> **Stored rows**:
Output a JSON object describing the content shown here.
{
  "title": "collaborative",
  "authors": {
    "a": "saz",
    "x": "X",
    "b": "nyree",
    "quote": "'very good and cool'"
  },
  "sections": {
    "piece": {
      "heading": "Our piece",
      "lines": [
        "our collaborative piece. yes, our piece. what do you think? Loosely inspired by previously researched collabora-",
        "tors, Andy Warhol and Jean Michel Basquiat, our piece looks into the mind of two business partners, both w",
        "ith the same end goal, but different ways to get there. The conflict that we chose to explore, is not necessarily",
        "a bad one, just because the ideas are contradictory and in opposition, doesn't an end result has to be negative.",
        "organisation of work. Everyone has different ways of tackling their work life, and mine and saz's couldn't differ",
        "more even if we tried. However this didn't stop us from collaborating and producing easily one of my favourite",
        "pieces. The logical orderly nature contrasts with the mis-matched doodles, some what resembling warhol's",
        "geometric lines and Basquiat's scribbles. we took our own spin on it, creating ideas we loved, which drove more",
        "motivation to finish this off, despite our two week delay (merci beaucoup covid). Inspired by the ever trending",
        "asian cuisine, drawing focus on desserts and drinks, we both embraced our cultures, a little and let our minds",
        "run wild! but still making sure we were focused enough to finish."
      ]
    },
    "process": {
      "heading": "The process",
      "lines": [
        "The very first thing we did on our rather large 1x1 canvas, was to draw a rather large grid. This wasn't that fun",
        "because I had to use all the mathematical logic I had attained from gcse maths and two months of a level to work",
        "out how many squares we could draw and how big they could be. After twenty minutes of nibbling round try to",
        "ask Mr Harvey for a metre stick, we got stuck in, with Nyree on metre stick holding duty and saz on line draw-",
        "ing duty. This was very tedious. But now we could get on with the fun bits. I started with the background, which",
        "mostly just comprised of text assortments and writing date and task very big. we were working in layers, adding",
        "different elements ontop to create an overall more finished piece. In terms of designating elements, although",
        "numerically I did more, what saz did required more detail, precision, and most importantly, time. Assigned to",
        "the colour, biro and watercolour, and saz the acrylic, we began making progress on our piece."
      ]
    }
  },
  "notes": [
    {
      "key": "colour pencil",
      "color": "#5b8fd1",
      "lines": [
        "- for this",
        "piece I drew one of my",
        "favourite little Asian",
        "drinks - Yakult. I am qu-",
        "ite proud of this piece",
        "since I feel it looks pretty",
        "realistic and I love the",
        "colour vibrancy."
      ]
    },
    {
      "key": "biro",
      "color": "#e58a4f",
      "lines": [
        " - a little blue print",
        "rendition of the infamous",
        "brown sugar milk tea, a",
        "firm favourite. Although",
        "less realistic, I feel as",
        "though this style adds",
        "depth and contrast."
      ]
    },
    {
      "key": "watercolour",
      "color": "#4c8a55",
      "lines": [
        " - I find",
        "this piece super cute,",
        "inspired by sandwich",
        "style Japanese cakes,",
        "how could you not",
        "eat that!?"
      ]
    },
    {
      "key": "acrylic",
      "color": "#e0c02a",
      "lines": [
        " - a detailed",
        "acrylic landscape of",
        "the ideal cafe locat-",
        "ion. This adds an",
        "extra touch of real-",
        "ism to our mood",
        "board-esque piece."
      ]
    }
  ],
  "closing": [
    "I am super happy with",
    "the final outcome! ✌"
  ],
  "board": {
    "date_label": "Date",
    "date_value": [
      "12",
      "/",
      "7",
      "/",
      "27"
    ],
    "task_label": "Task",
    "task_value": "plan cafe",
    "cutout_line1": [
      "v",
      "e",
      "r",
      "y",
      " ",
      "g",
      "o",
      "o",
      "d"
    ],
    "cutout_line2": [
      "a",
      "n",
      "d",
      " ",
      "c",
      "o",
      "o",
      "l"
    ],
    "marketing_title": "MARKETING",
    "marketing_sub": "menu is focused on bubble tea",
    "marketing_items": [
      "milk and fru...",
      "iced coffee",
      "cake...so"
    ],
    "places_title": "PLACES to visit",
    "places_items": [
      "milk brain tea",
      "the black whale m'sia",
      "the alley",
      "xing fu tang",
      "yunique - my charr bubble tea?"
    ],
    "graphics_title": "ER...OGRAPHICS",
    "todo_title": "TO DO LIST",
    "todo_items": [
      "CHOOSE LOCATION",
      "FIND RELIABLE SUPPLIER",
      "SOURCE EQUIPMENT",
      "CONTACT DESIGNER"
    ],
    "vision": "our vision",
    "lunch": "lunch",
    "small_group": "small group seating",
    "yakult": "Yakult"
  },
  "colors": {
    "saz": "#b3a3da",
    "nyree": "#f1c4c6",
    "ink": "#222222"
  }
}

> **Required task**: List all lines in the material containing the string "what".

> **Full response**:
        "our collaborative piece. yes, our piece. what do you think? Loosely inspired by previously researched collabora-",
        "pieces. The logical orderly nature contrasts with the mis-matched doodles, some what resembling warhol's",
        "numerically I did more, what saz did required more detail, precision, and most importantly, time. Assigned to",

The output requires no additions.